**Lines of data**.
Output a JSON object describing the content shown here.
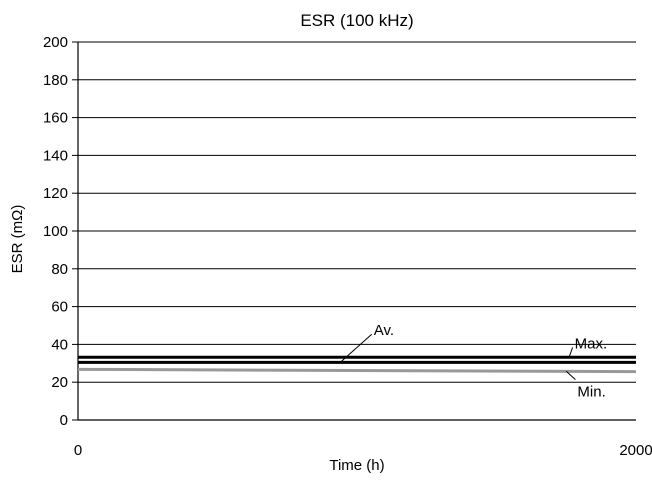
{
  "chart_data": {
    "type": "line",
    "title": "ESR (100 kHz)",
    "xlabel": "Time (h)",
    "ylabel": "ESR (mΩ)",
    "xlim": [
      0,
      2000
    ],
    "ylim": [
      0,
      200
    ],
    "x_ticks": [
      0,
      2000
    ],
    "y_ticks": [
      0,
      20,
      40,
      60,
      80,
      100,
      120,
      140,
      160,
      180,
      200
    ],
    "x_tick_labels": [
      "0",
      "2000"
    ],
    "y_tick_labels": [
      "0",
      "20",
      "40",
      "60",
      "80",
      "100",
      "120",
      "140",
      "160",
      "180",
      "200"
    ],
    "grid": true,
    "legend": "none",
    "series": [
      {
        "name": "Max.",
        "x": [
          0,
          2000
        ],
        "values": [
          33.2,
          33.2
        ],
        "color": "#000000"
      },
      {
        "name": "Av.",
        "x": [
          0,
          2000
        ],
        "values": [
          30.5,
          30.5
        ],
        "color": "#000000"
      },
      {
        "name": "Min.",
        "x": [
          0,
          2000
        ],
        "values": [
          26.8,
          25.6
        ],
        "color": "#999999"
      }
    ],
    "annotations": [
      {
        "text": "Av.",
        "series": "Av.",
        "point_x": 940,
        "point_y": 30.5,
        "label_x": 1060,
        "label_y": 47.5,
        "anchor": "start"
      },
      {
        "text": "Max.",
        "series": "Max.",
        "point_x": 1760,
        "point_y": 33.2,
        "label_x": 1780,
        "label_y": 40.5,
        "anchor": "start"
      },
      {
        "text": "Min.",
        "series": "Min.",
        "point_x": 1750,
        "point_y": 25.8,
        "label_x": 1790,
        "label_y": 15,
        "anchor": "start"
      }
    ]
  }
}
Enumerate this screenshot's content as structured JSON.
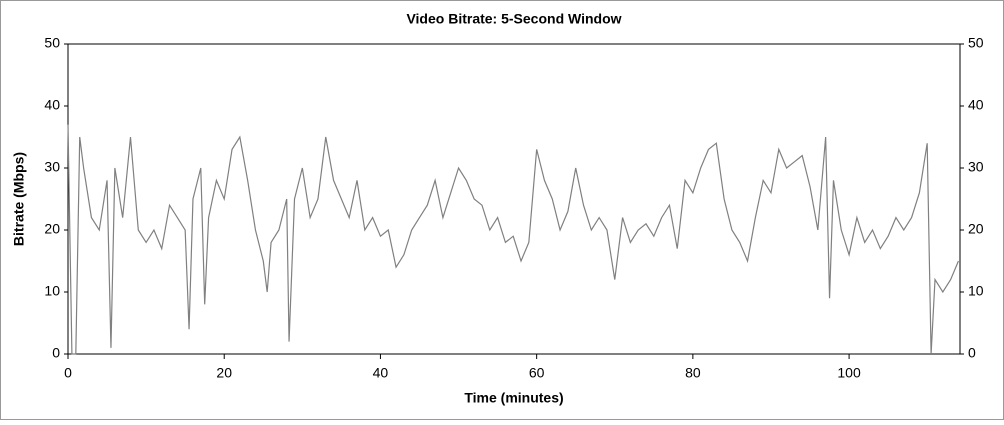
{
  "chart_data": {
    "type": "line",
    "title": "Video Bitrate: 5-Second Window",
    "x_label": "Time (minutes)",
    "y_label": "Bitrate (Mbps)",
    "x": [
      0,
      0.5,
      1,
      1.5,
      2,
      3,
      4,
      5,
      5.5,
      6,
      7,
      8,
      9,
      10,
      11,
      12,
      13,
      14,
      15,
      15.5,
      16,
      17,
      17.5,
      18,
      19,
      20,
      21,
      22,
      23,
      24,
      25,
      25.5,
      26,
      27,
      28,
      28.3,
      29,
      30,
      31,
      32,
      33,
      34,
      35,
      36,
      37,
      38,
      39,
      40,
      41,
      42,
      43,
      44,
      45,
      46,
      47,
      48,
      49,
      50,
      51,
      52,
      53,
      54,
      55,
      56,
      57,
      58,
      59,
      60,
      61,
      62,
      63,
      64,
      65,
      66,
      67,
      68,
      69,
      70,
      71,
      72,
      73,
      74,
      75,
      76,
      77,
      78,
      79,
      80,
      81,
      82,
      83,
      84,
      85,
      86,
      87,
      88,
      89,
      90,
      91,
      92,
      93,
      94,
      95,
      96,
      97,
      97.5,
      98,
      99,
      100,
      101,
      102,
      103,
      104,
      105,
      106,
      107,
      108,
      109,
      110,
      110.5,
      111,
      112,
      113,
      114
    ],
    "series": [
      {
        "name": "Video Bitrate",
        "color": "#808080",
        "values": [
          37,
          0,
          0,
          35,
          30,
          22,
          20,
          28,
          1,
          30,
          22,
          35,
          20,
          18,
          20,
          17,
          24,
          22,
          20,
          4,
          25,
          30,
          8,
          22,
          28,
          25,
          33,
          35,
          28,
          20,
          15,
          10,
          18,
          20,
          25,
          2,
          25,
          30,
          22,
          25,
          35,
          28,
          25,
          22,
          28,
          20,
          22,
          19,
          20,
          14,
          16,
          20,
          22,
          24,
          28,
          22,
          26,
          30,
          28,
          25,
          24,
          20,
          22,
          18,
          19,
          15,
          18,
          33,
          28,
          25,
          20,
          23,
          30,
          24,
          20,
          22,
          20,
          12,
          22,
          18,
          20,
          21,
          19,
          22,
          24,
          17,
          28,
          26,
          30,
          33,
          34,
          25,
          20,
          18,
          15,
          22,
          28,
          26,
          33,
          30,
          31,
          32,
          27,
          20,
          35,
          9,
          28,
          20,
          16,
          22,
          18,
          20,
          17,
          19,
          22,
          20,
          22,
          26,
          34,
          0,
          12,
          10,
          12,
          15
        ]
      }
    ],
    "xlim": [
      0,
      114.2
    ],
    "xticks": [
      0,
      20,
      40,
      60,
      80,
      100
    ],
    "ylim": [
      0,
      50
    ],
    "yticks": [
      0,
      10,
      20,
      30,
      40,
      50
    ]
  }
}
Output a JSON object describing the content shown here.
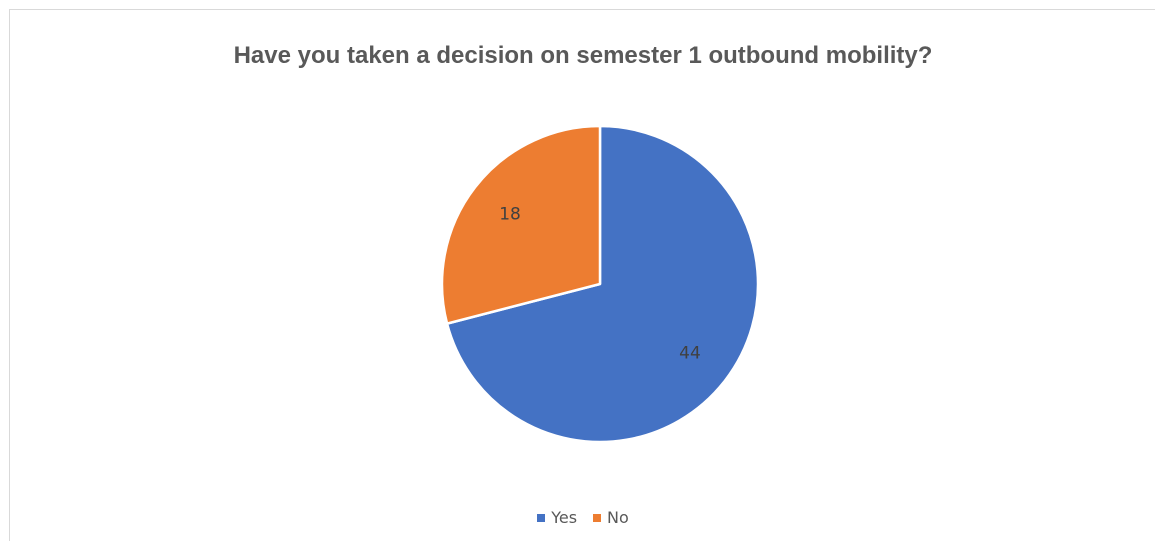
{
  "chart_data": {
    "type": "pie",
    "title": "Have you taken a decision on semester 1 outbound mobility?",
    "categories": [
      "Yes",
      "No"
    ],
    "values": [
      44,
      18
    ],
    "colors": [
      "#4472c4",
      "#ed7d31"
    ],
    "legend": "bottom",
    "data_labels": [
      "44",
      "18"
    ]
  }
}
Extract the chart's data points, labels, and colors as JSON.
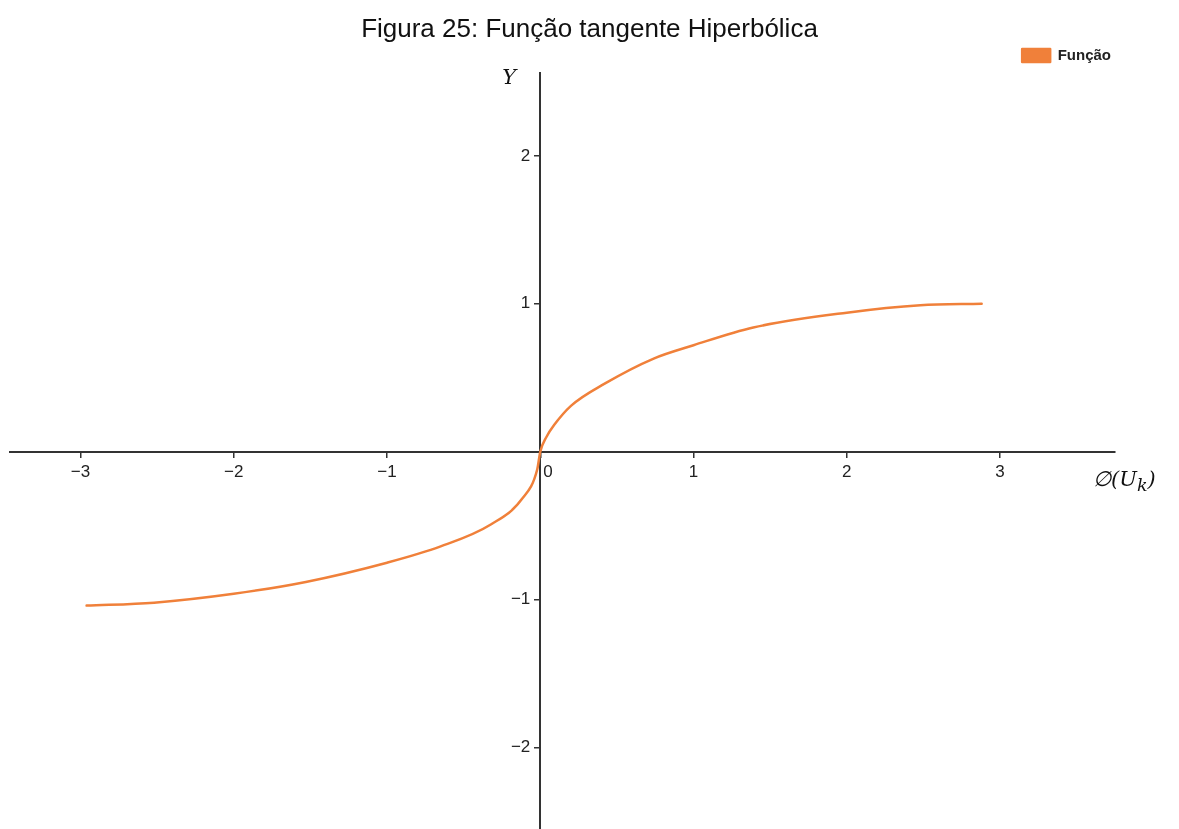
{
  "chart_data": {
    "type": "line",
    "title": "Figura 25: Função tangente Hiperbólica",
    "xlabel": "∅(U$_{k}$)",
    "ylabel": "Y",
    "legend": "top right",
    "grid": false,
    "marker": "none",
    "line_style": "solid",
    "xlim": [
      -3.46,
      3.75
    ],
    "ylim": [
      -2.55,
      2.56
    ],
    "xticks": [
      {
        "value": -3,
        "label": "−3"
      },
      {
        "value": -2,
        "label": "−2"
      },
      {
        "value": -1,
        "label": "−1"
      },
      0,
      1,
      2,
      3
    ],
    "yticks": [
      {
        "value": -2,
        "label": "−2"
      },
      {
        "value": -1,
        "label": "−1"
      },
      1,
      2
    ],
    "series": [
      {
        "name": "Função",
        "color": "#f0803a",
        "x": [
          -2.96,
          -2.52,
          -2.0,
          -1.53,
          -1.0,
          -0.65,
          -0.32,
          -0.12,
          -0.02,
          0,
          0.04,
          0.09,
          0.2,
          0.42,
          0.74,
          1.0,
          1.39,
          2.0,
          2.48,
          2.88
        ],
        "values": [
          -1.04,
          -1.02,
          -0.96,
          -0.88,
          -0.75,
          -0.64,
          -0.49,
          -0.32,
          -0.12,
          0,
          0.1,
          0.18,
          0.31,
          0.46,
          0.63,
          0.72,
          0.84,
          0.94,
          0.99,
          1.0
        ]
      }
    ]
  }
}
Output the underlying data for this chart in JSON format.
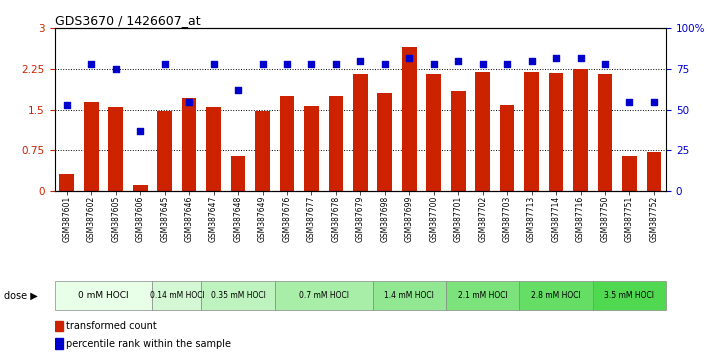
{
  "title": "GDS3670 / 1426607_at",
  "samples": [
    "GSM387601",
    "GSM387602",
    "GSM387605",
    "GSM387606",
    "GSM387645",
    "GSM387646",
    "GSM387647",
    "GSM387648",
    "GSM387649",
    "GSM387676",
    "GSM387677",
    "GSM387678",
    "GSM387679",
    "GSM387698",
    "GSM387699",
    "GSM387700",
    "GSM387701",
    "GSM387702",
    "GSM387703",
    "GSM387713",
    "GSM387714",
    "GSM387716",
    "GSM387750",
    "GSM387751",
    "GSM387752"
  ],
  "bar_values": [
    0.32,
    1.65,
    1.55,
    0.12,
    1.48,
    1.72,
    1.55,
    0.65,
    1.47,
    1.75,
    1.57,
    1.75,
    2.15,
    1.8,
    2.65,
    2.15,
    1.85,
    2.2,
    1.58,
    2.2,
    2.18,
    2.25,
    2.15,
    0.65,
    0.72
  ],
  "dot_values": [
    53,
    78,
    75,
    37,
    78,
    55,
    78,
    62,
    78,
    78,
    78,
    78,
    80,
    78,
    82,
    78,
    80,
    78,
    78,
    80,
    82,
    82,
    78,
    55,
    55
  ],
  "dose_groups": [
    {
      "label": "0 mM HOCl",
      "start": 0,
      "end": 4,
      "shade": 0
    },
    {
      "label": "0.14 mM HOCl",
      "start": 4,
      "end": 6,
      "shade": 1
    },
    {
      "label": "0.35 mM HOCl",
      "start": 6,
      "end": 9,
      "shade": 2
    },
    {
      "label": "0.7 mM HOCl",
      "start": 9,
      "end": 13,
      "shade": 3
    },
    {
      "label": "1.4 mM HOCl",
      "start": 13,
      "end": 16,
      "shade": 4
    },
    {
      "label": "2.1 mM HOCl",
      "start": 16,
      "end": 19,
      "shade": 5
    },
    {
      "label": "2.8 mM HOCl",
      "start": 19,
      "end": 22,
      "shade": 6
    },
    {
      "label": "3.5 mM HOCl",
      "start": 22,
      "end": 25,
      "shade": 7
    }
  ],
  "green_shades": [
    "#e8ffe8",
    "#d4f7d4",
    "#bef2be",
    "#a8eda8",
    "#92e892",
    "#7ce37c",
    "#66de66",
    "#50d950"
  ],
  "bar_color": "#cc2200",
  "dot_color": "#0000cc",
  "ylim_left": [
    0,
    3
  ],
  "ylim_right": [
    0,
    100
  ],
  "yticks_left": [
    0,
    0.75,
    1.5,
    2.25,
    3.0
  ],
  "yticks_right": [
    0,
    25,
    50,
    75,
    100
  ],
  "ytick_labels_left": [
    "0",
    "0.75",
    "1.5",
    "2.25",
    "3"
  ],
  "ytick_labels_right": [
    "0",
    "25",
    "50",
    "75",
    "100%"
  ],
  "xtick_bg": "#d0d0d0",
  "bg_color": "#ffffff"
}
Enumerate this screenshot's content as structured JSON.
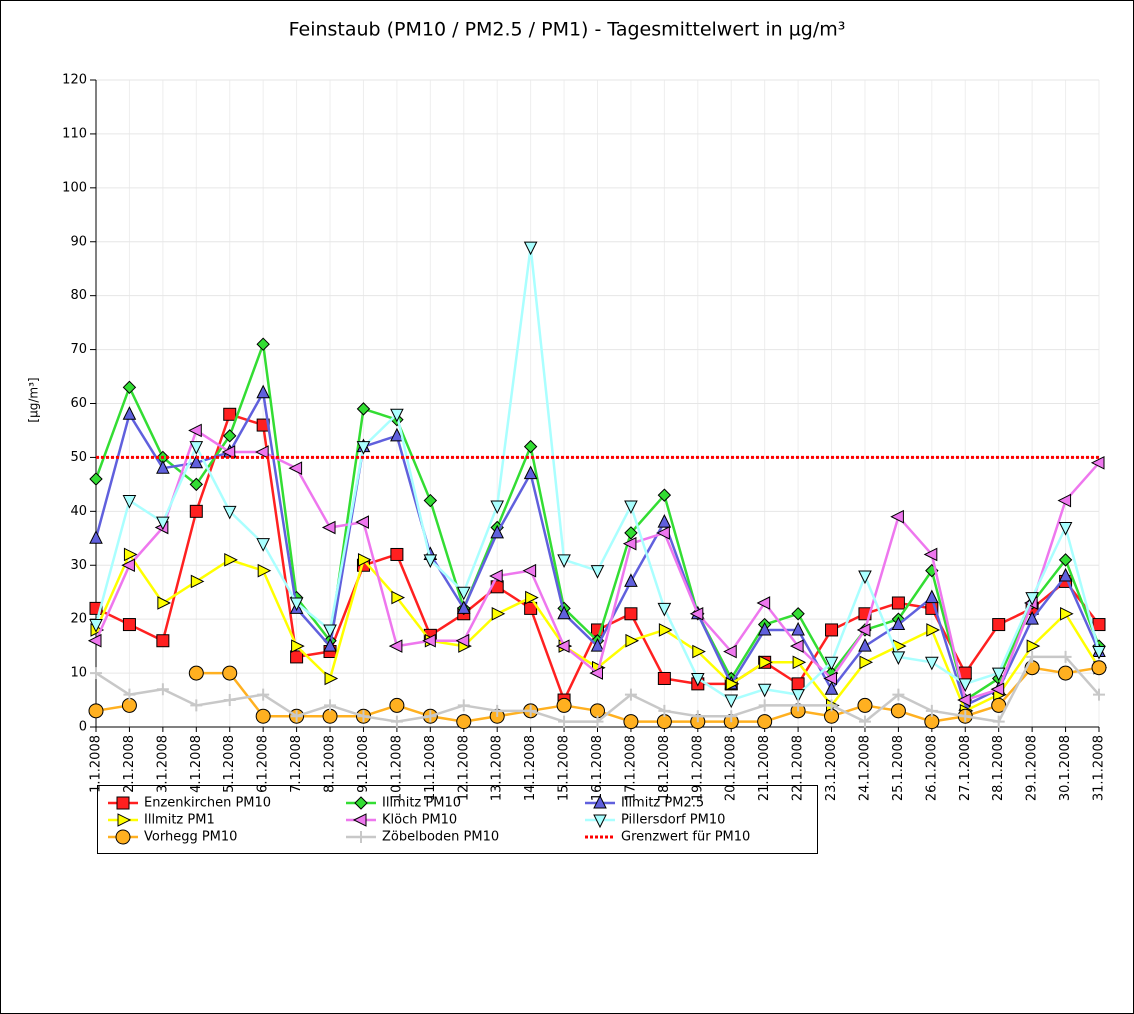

**Task to complete**.
Pick each line holding the word "title" out of the listing.

**Completed task**.
    "title": "ESR (100 kHz)",
    "title": "Video Bitrate: 5-Second Window",
    "title": "Have you taken a decision on semester 1 outbound mobility?",
    "title": "Figura 25: Função tangente Hiperbólica",
  "title": "GDS3670 / 1426607_at",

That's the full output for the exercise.